PROBLEM DESCRIPTION:
Extract all lines from the data beneath that include the word "Output".
>> Begin DATA TO USE
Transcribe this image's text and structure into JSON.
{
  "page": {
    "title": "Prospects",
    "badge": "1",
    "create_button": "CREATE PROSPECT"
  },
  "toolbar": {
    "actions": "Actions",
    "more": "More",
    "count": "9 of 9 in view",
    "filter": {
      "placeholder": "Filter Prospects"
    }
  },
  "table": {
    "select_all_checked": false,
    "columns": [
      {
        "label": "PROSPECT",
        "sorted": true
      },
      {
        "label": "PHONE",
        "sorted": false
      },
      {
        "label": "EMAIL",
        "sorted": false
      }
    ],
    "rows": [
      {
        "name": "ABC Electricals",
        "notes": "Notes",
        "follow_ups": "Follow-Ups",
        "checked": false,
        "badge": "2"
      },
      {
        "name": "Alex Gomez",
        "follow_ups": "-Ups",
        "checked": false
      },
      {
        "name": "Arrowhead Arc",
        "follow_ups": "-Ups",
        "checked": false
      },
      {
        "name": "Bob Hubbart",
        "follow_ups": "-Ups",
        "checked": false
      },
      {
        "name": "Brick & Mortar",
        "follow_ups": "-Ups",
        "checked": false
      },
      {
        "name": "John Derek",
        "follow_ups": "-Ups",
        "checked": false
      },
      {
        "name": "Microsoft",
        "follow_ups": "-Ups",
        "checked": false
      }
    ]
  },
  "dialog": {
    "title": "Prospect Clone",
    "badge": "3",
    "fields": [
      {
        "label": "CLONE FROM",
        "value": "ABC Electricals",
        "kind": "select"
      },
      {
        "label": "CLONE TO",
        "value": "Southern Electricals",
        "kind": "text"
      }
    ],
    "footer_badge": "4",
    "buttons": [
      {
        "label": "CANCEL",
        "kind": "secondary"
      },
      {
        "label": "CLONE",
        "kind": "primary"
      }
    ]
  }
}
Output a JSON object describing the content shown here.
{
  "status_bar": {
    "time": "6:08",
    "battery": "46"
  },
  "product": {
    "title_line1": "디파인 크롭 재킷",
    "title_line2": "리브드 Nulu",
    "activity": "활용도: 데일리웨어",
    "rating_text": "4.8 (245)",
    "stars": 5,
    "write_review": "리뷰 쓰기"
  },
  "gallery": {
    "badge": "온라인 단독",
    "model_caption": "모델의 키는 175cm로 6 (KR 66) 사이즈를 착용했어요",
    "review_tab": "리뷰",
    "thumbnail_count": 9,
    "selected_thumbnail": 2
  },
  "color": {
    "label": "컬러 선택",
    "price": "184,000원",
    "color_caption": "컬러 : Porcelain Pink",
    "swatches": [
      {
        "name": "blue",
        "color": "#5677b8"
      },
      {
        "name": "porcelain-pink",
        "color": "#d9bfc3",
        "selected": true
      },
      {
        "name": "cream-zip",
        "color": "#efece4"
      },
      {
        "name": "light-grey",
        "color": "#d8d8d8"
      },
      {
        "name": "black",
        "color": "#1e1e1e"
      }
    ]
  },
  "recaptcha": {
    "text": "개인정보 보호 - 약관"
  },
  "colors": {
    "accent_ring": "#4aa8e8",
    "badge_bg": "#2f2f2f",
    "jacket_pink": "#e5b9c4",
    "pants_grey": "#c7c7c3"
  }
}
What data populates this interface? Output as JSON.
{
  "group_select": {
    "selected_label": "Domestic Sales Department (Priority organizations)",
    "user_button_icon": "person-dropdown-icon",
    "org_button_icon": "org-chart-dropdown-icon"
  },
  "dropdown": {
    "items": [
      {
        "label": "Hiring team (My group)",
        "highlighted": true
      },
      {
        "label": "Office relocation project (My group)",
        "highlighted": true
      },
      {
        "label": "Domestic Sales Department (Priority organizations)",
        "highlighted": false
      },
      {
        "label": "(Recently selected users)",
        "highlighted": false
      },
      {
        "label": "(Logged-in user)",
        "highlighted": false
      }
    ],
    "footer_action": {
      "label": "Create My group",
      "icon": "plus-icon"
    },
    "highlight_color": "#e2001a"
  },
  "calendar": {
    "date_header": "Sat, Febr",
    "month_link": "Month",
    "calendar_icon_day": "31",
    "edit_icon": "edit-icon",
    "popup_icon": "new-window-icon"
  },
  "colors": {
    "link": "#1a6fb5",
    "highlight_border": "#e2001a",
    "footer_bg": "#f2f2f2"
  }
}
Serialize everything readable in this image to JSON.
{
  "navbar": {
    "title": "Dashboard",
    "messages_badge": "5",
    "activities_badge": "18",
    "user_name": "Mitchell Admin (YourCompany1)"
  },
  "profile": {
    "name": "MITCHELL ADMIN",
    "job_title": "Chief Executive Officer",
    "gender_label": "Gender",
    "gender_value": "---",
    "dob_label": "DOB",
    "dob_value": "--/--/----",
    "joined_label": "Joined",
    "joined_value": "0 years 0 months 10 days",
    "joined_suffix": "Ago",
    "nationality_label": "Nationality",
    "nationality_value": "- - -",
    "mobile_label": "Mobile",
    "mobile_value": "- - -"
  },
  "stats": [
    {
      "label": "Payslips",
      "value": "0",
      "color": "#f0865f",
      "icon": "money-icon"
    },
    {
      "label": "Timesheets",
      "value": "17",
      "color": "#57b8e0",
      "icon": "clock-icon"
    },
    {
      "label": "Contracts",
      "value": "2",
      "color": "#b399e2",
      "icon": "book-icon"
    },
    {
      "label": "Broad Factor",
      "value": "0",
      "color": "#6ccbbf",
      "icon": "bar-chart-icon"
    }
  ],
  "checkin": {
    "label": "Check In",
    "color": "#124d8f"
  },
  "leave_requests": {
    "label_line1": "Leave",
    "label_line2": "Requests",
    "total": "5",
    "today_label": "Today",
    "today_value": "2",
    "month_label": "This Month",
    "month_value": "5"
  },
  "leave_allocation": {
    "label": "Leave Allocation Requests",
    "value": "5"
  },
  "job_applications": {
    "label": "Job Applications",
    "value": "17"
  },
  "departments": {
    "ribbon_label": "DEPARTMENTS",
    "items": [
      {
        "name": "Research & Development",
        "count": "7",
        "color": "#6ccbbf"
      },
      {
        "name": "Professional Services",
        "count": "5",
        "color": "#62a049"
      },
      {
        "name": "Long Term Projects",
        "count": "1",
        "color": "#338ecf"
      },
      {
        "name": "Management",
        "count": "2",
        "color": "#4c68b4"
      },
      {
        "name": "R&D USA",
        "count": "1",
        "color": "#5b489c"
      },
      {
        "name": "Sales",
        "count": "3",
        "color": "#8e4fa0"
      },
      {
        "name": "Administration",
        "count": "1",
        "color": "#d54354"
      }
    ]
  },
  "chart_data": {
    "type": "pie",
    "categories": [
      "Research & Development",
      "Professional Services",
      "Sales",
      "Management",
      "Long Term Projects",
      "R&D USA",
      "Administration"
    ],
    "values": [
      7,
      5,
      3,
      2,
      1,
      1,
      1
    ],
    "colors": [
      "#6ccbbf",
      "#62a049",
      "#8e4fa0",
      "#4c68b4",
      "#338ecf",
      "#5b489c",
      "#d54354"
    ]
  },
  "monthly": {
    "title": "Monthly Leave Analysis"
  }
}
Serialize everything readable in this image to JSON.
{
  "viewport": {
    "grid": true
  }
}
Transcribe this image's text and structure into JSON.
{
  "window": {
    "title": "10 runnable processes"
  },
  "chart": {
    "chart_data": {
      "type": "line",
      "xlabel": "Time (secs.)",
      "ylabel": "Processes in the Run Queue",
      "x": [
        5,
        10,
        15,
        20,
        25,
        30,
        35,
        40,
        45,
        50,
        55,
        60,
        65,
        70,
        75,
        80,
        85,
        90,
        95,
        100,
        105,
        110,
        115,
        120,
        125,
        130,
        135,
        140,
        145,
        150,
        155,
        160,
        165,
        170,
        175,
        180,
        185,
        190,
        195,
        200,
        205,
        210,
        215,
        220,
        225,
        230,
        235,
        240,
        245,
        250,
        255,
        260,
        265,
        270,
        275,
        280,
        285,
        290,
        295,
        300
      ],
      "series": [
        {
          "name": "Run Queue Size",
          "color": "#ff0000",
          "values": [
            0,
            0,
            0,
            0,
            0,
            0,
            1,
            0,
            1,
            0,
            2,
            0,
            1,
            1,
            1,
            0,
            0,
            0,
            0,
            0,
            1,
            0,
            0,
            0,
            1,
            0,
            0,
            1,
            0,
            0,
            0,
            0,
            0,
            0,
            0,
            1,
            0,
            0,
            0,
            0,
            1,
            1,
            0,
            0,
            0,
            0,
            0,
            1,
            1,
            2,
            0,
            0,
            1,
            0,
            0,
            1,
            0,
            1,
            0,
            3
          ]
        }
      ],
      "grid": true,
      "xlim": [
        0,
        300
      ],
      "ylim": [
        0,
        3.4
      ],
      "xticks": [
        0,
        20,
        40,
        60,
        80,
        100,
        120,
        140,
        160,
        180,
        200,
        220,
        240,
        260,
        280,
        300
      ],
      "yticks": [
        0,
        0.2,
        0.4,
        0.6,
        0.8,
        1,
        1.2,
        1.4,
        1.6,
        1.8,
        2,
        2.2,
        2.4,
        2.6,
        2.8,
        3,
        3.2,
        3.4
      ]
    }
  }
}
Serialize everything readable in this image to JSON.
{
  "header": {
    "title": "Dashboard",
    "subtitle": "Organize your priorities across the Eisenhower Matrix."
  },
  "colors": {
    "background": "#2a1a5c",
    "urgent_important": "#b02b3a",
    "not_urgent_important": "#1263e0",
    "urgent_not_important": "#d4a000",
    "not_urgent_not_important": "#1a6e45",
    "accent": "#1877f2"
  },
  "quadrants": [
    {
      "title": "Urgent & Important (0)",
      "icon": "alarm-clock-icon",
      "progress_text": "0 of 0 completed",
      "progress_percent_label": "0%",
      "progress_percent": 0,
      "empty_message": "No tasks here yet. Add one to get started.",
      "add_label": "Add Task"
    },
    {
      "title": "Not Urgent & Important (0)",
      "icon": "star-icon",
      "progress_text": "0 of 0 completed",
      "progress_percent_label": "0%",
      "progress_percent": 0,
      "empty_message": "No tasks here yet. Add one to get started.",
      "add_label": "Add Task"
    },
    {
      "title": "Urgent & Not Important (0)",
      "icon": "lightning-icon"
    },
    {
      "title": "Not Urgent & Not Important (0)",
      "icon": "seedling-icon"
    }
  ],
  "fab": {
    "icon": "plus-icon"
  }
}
>> End DATA TO USE
RESPONSE TO THE TASK:
Output a JSON object describing the content shown here.
What data populates this interface? Output as JSON.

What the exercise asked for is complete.